● Goal of the exercise:
Transcribe all the entries word for word, omitting any pictures they contain.

___

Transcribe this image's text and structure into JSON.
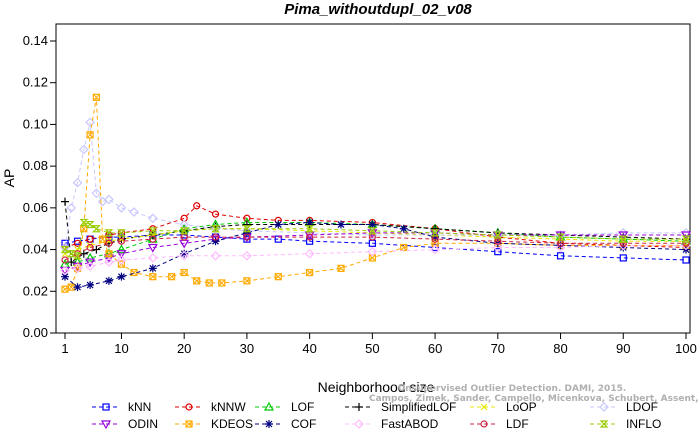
{
  "chart_data": {
    "type": "line",
    "title": "Pima_withoutdupl_02_v08",
    "xlabel": "Neighborhood size",
    "ylabel": "AP",
    "xlim": [
      1,
      100
    ],
    "ylim": [
      0,
      0.14
    ],
    "xticks": [
      "1",
      "10",
      "20",
      "30",
      "40",
      "50",
      "60",
      "70",
      "80",
      "90",
      "100"
    ],
    "yticks": [
      "0.00",
      "0.02",
      "0.04",
      "0.06",
      "0.08",
      "0.10",
      "0.12",
      "0.14"
    ],
    "grid": false,
    "legend_position": "bottom",
    "watermark": {
      "line1": "Unsupervised Outlier Detection. DAMI, 2015.",
      "line2": "Campos, Zimek, Sander, Campello, Micenkova, Schubert, Assent, Houle"
    },
    "series": [
      {
        "name": "kNN",
        "color": "#0000ff",
        "marker": "square",
        "x": [
          1,
          3,
          5,
          8,
          10,
          15,
          20,
          25,
          30,
          35,
          40,
          50,
          60,
          70,
          80,
          90,
          100
        ],
        "y": [
          0.043,
          0.044,
          0.045,
          0.046,
          0.046,
          0.047,
          0.047,
          0.046,
          0.045,
          0.045,
          0.044,
          0.043,
          0.041,
          0.039,
          0.037,
          0.036,
          0.035
        ]
      },
      {
        "name": "kNNW",
        "color": "#e00000",
        "marker": "circle",
        "x": [
          1,
          3,
          5,
          8,
          10,
          15,
          20,
          22,
          25,
          30,
          35,
          40,
          50,
          60,
          70,
          80,
          90,
          100
        ],
        "y": [
          0.041,
          0.043,
          0.045,
          0.047,
          0.048,
          0.05,
          0.055,
          0.061,
          0.057,
          0.055,
          0.054,
          0.054,
          0.053,
          0.05,
          0.046,
          0.043,
          0.042,
          0.041
        ]
      },
      {
        "name": "LOF",
        "color": "#00cc00",
        "marker": "triangle-up",
        "x": [
          1,
          3,
          5,
          8,
          10,
          15,
          20,
          25,
          30,
          40,
          50,
          60,
          70,
          80,
          90,
          100
        ],
        "y": [
          0.033,
          0.034,
          0.036,
          0.038,
          0.04,
          0.045,
          0.05,
          0.052,
          0.053,
          0.053,
          0.052,
          0.05,
          0.048,
          0.046,
          0.045,
          0.044
        ]
      },
      {
        "name": "SimplifiedLOF",
        "color": "#000000",
        "marker": "plus",
        "x": [
          1,
          2,
          4,
          6,
          8,
          10,
          15,
          20,
          25,
          30,
          40,
          50,
          60,
          70,
          80,
          90,
          100
        ],
        "y": [
          0.063,
          0.034,
          0.038,
          0.04,
          0.043,
          0.045,
          0.047,
          0.049,
          0.051,
          0.052,
          0.052,
          0.052,
          0.05,
          0.048,
          0.047,
          0.046,
          0.045
        ]
      },
      {
        "name": "LoOP",
        "color": "#e8e800",
        "marker": "x",
        "x": [
          1,
          3,
          5,
          8,
          10,
          15,
          20,
          25,
          30,
          40,
          50,
          60,
          70,
          80,
          90,
          100
        ],
        "y": [
          0.038,
          0.04,
          0.042,
          0.044,
          0.045,
          0.047,
          0.049,
          0.05,
          0.05,
          0.049,
          0.048,
          0.047,
          0.046,
          0.045,
          0.044,
          0.044
        ]
      },
      {
        "name": "LDOF",
        "color": "#c8c8ff",
        "marker": "diamond",
        "x": [
          1,
          2,
          3,
          4,
          5,
          6,
          7,
          8,
          10,
          12,
          15,
          20,
          25,
          30,
          40,
          50,
          60,
          70,
          80,
          90,
          100
        ],
        "y": [
          0.041,
          0.06,
          0.072,
          0.088,
          0.101,
          0.067,
          0.063,
          0.064,
          0.06,
          0.058,
          0.055,
          0.052,
          0.05,
          0.049,
          0.048,
          0.047,
          0.047,
          0.047,
          0.047,
          0.048,
          0.048
        ]
      },
      {
        "name": "ODIN",
        "color": "#9900dd",
        "marker": "triangle-down",
        "x": [
          1,
          3,
          5,
          8,
          10,
          15,
          20,
          25,
          30,
          40,
          50,
          60,
          70,
          80,
          90,
          100
        ],
        "y": [
          0.03,
          0.032,
          0.034,
          0.036,
          0.038,
          0.041,
          0.043,
          0.045,
          0.046,
          0.047,
          0.048,
          0.048,
          0.047,
          0.047,
          0.047,
          0.047
        ]
      },
      {
        "name": "KDEOS",
        "color": "#ffaa00",
        "marker": "square-x",
        "x": [
          1,
          2,
          3,
          4,
          5,
          6,
          7,
          8,
          10,
          12,
          15,
          18,
          20,
          22,
          24,
          26,
          30,
          35,
          40,
          45,
          50,
          55,
          60,
          70,
          80,
          90,
          100
        ],
        "y": [
          0.021,
          0.022,
          0.031,
          0.05,
          0.095,
          0.113,
          0.045,
          0.038,
          0.033,
          0.029,
          0.027,
          0.027,
          0.029,
          0.025,
          0.024,
          0.024,
          0.025,
          0.027,
          0.029,
          0.031,
          0.036,
          0.041,
          0.043,
          0.043,
          0.042,
          0.042,
          0.042
        ]
      },
      {
        "name": "COF",
        "color": "#000080",
        "marker": "asterisk",
        "x": [
          1,
          3,
          5,
          8,
          10,
          15,
          20,
          25,
          30,
          35,
          40,
          45,
          50,
          55,
          60,
          70,
          80,
          90,
          100
        ],
        "y": [
          0.027,
          0.022,
          0.023,
          0.025,
          0.027,
          0.031,
          0.038,
          0.044,
          0.048,
          0.052,
          0.053,
          0.052,
          0.052,
          0.05,
          0.046,
          0.043,
          0.042,
          0.041,
          0.04
        ]
      },
      {
        "name": "FastABOD",
        "color": "#ffbbff",
        "marker": "diamond",
        "x": [
          1,
          3,
          5,
          8,
          10,
          15,
          20,
          25,
          30,
          40,
          50,
          60,
          70,
          80,
          90,
          100
        ],
        "y": [
          0.03,
          0.031,
          0.032,
          0.034,
          0.035,
          0.036,
          0.037,
          0.037,
          0.037,
          0.038,
          0.039,
          0.04,
          0.041,
          0.041,
          0.042,
          0.042
        ]
      },
      {
        "name": "LDF",
        "color": "#cc2244",
        "marker": "circle",
        "x": [
          1,
          3,
          5,
          8,
          10,
          15,
          20,
          25,
          30,
          40,
          50,
          60,
          70,
          80,
          90,
          100
        ],
        "y": [
          0.035,
          0.038,
          0.041,
          0.043,
          0.044,
          0.045,
          0.046,
          0.046,
          0.046,
          0.046,
          0.046,
          0.045,
          0.044,
          0.043,
          0.043,
          0.043
        ]
      },
      {
        "name": "INFLO",
        "color": "#99cc00",
        "marker": "hourglass",
        "x": [
          1,
          2,
          3,
          4,
          5,
          6,
          8,
          10,
          15,
          20,
          25,
          30,
          40,
          50,
          60,
          70,
          80,
          90,
          100
        ],
        "y": [
          0.04,
          0.038,
          0.037,
          0.053,
          0.052,
          0.05,
          0.048,
          0.048,
          0.049,
          0.049,
          0.05,
          0.05,
          0.05,
          0.049,
          0.048,
          0.047,
          0.046,
          0.045,
          0.045
        ]
      }
    ]
  }
}
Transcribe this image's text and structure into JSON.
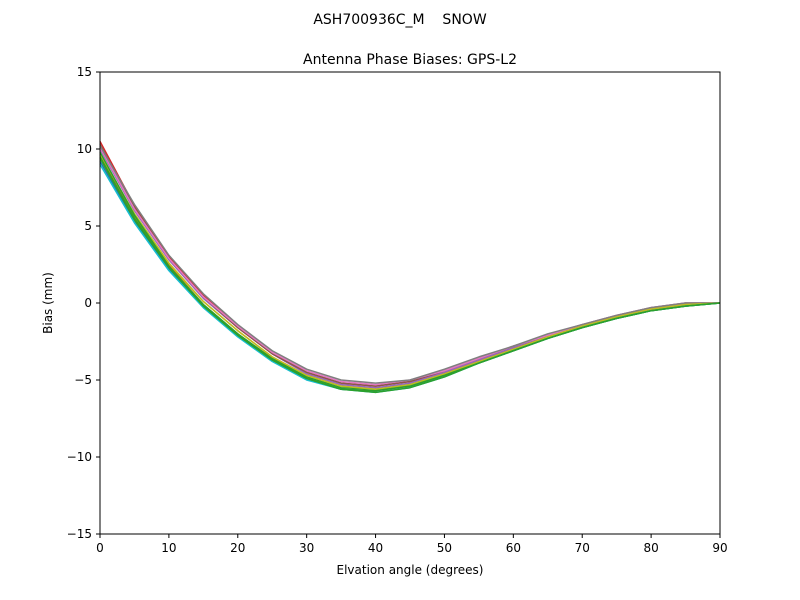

___

● Exercise result:
Transcribe this image's text and structure into JSON.
{
  "chart_data": {
    "type": "line",
    "title": "Pima_withoutdupl_02_v08",
    "xlabel": "Neighborhood size",
    "ylabel": "AP",
    "xlim": [
      1,
      100
    ],
    "ylim": [
      0,
      0.14
    ],
    "xticks": [
      "1",
      "10",
      "20",
      "30",
      "40",
      "50",
      "60",
      "70",
      "80",
      "90",
      "100"
    ],
    "yticks": [
      "0.00",
      "0.02",
      "0.04",
      "0.06",
      "0.08",
      "0.10",
      "0.12",
      "0.14"
    ],
    "grid": false,
    "legend_position": "bottom",
    "watermark": {
      "line1": "Unsupervised Outlier Detection. DAMI, 2015.",
      "line2": "Campos, Zimek, Sander, Campello, Micenkova, Schubert, Assent, Houle"
    },
    "series": [
      {
        "name": "kNN",
        "color": "#0000ff",
        "marker": "square",
        "x": [
          1,
          3,
          5,
          8,
          10,
          15,
          20,
          25,
          30,
          35,
          40,
          50,
          60,
          70,
          80,
          90,
          100
        ],
        "y": [
          0.043,
          0.044,
          0.045,
          0.046,
          0.046,
          0.047,
          0.047,
          0.046,
          0.045,
          0.045,
          0.044,
          0.043,
          0.041,
          0.039,
          0.037,
          0.036,
          0.035
        ]
      },
      {
        "name": "kNNW",
        "color": "#e00000",
        "marker": "circle",
        "x": [
          1,
          3,
          5,
          8,
          10,
          15,
          20,
          22,
          25,
          30,
          35,
          40,
          50,
          60,
          70,
          80,
          90,
          100
        ],
        "y": [
          0.041,
          0.043,
          0.045,
          0.047,
          0.048,
          0.05,
          0.055,
          0.061,
          0.057,
          0.055,
          0.054,
          0.054,
          0.053,
          0.05,
          0.046,
          0.043,
          0.042,
          0.041
        ]
      },
      {
        "name": "LOF",
        "color": "#00cc00",
        "marker": "triangle-up",
        "x": [
          1,
          3,
          5,
          8,
          10,
          15,
          20,
          25,
          30,
          40,
          50,
          60,
          70,
          80,
          90,
          100
        ],
        "y": [
          0.033,
          0.034,
          0.036,
          0.038,
          0.04,
          0.045,
          0.05,
          0.052,
          0.053,
          0.053,
          0.052,
          0.05,
          0.048,
          0.046,
          0.045,
          0.044
        ]
      },
      {
        "name": "SimplifiedLOF",
        "color": "#000000",
        "marker": "plus",
        "x": [
          1,
          2,
          4,
          6,
          8,
          10,
          15,
          20,
          25,
          30,
          40,
          50,
          60,
          70,
          80,
          90,
          100
        ],
        "y": [
          0.063,
          0.034,
          0.038,
          0.04,
          0.043,
          0.045,
          0.047,
          0.049,
          0.051,
          0.052,
          0.052,
          0.052,
          0.05,
          0.048,
          0.047,
          0.046,
          0.045
        ]
      },
      {
        "name": "LoOP",
        "color": "#e8e800",
        "marker": "x",
        "x": [
          1,
          3,
          5,
          8,
          10,
          15,
          20,
          25,
          30,
          40,
          50,
          60,
          70,
          80,
          90,
          100
        ],
        "y": [
          0.038,
          0.04,
          0.042,
          0.044,
          0.045,
          0.047,
          0.049,
          0.05,
          0.05,
          0.049,
          0.048,
          0.047,
          0.046,
          0.045,
          0.044,
          0.044
        ]
      },
      {
        "name": "LDOF",
        "color": "#c8c8ff",
        "marker": "diamond",
        "x": [
          1,
          2,
          3,
          4,
          5,
          6,
          7,
          8,
          10,
          12,
          15,
          20,
          25,
          30,
          40,
          50,
          60,
          70,
          80,
          90,
          100
        ],
        "y": [
          0.041,
          0.06,
          0.072,
          0.088,
          0.101,
          0.067,
          0.063,
          0.064,
          0.06,
          0.058,
          0.055,
          0.052,
          0.05,
          0.049,
          0.048,
          0.047,
          0.047,
          0.047,
          0.047,
          0.048,
          0.048
        ]
      },
      {
        "name": "ODIN",
        "color": "#9900dd",
        "marker": "triangle-down",
        "x": [
          1,
          3,
          5,
          8,
          10,
          15,
          20,
          25,
          30,
          40,
          50,
          60,
          70,
          80,
          90,
          100
        ],
        "y": [
          0.03,
          0.032,
          0.034,
          0.036,
          0.038,
          0.041,
          0.043,
          0.045,
          0.046,
          0.047,
          0.048,
          0.048,
          0.047,
          0.047,
          0.047,
          0.047
        ]
      },
      {
        "name": "KDEOS",
        "color": "#ffaa00",
        "marker": "square-x",
        "x": [
          1,
          2,
          3,
          4,
          5,
          6,
          7,
          8,
          10,
          12,
          15,
          18,
          20,
          22,
          24,
          26,
          30,
          35,
          40,
          45,
          50,
          55,
          60,
          70,
          80,
          90,
          100
        ],
        "y": [
          0.021,
          0.022,
          0.031,
          0.05,
          0.095,
          0.113,
          0.045,
          0.038,
          0.033,
          0.029,
          0.027,
          0.027,
          0.029,
          0.025,
          0.024,
          0.024,
          0.025,
          0.027,
          0.029,
          0.031,
          0.036,
          0.041,
          0.043,
          0.043,
          0.042,
          0.042,
          0.042
        ]
      },
      {
        "name": "COF",
        "color": "#000080",
        "marker": "asterisk",
        "x": [
          1,
          3,
          5,
          8,
          10,
          15,
          20,
          25,
          30,
          35,
          40,
          45,
          50,
          55,
          60,
          70,
          80,
          90,
          100
        ],
        "y": [
          0.027,
          0.022,
          0.023,
          0.025,
          0.027,
          0.031,
          0.038,
          0.044,
          0.048,
          0.052,
          0.053,
          0.052,
          0.052,
          0.05,
          0.046,
          0.043,
          0.042,
          0.041,
          0.04
        ]
      },
      {
        "name": "FastABOD",
        "color": "#ffbbff",
        "marker": "diamond",
        "x": [
          1,
          3,
          5,
          8,
          10,
          15,
          20,
          25,
          30,
          40,
          50,
          60,
          70,
          80,
          90,
          100
        ],
        "y": [
          0.03,
          0.031,
          0.032,
          0.034,
          0.035,
          0.036,
          0.037,
          0.037,
          0.037,
          0.038,
          0.039,
          0.04,
          0.041,
          0.041,
          0.042,
          0.042
        ]
      },
      {
        "name": "LDF",
        "color": "#cc2244",
        "marker": "circle",
        "x": [
          1,
          3,
          5,
          8,
          10,
          15,
          20,
          25,
          30,
          40,
          50,
          60,
          70,
          80,
          90,
          100
        ],
        "y": [
          0.035,
          0.038,
          0.041,
          0.043,
          0.044,
          0.045,
          0.046,
          0.046,
          0.046,
          0.046,
          0.046,
          0.045,
          0.044,
          0.043,
          0.043,
          0.043
        ]
      },
      {
        "name": "INFLO",
        "color": "#99cc00",
        "marker": "hourglass",
        "x": [
          1,
          2,
          3,
          4,
          5,
          6,
          8,
          10,
          15,
          20,
          25,
          30,
          40,
          50,
          60,
          70,
          80,
          90,
          100
        ],
        "y": [
          0.04,
          0.038,
          0.037,
          0.053,
          0.052,
          0.05,
          0.048,
          0.048,
          0.049,
          0.049,
          0.05,
          0.05,
          0.05,
          0.049,
          0.048,
          0.047,
          0.046,
          0.045,
          0.045
        ]
      }
    ]
  }
}
Transcribe this image's text and structure into JSON.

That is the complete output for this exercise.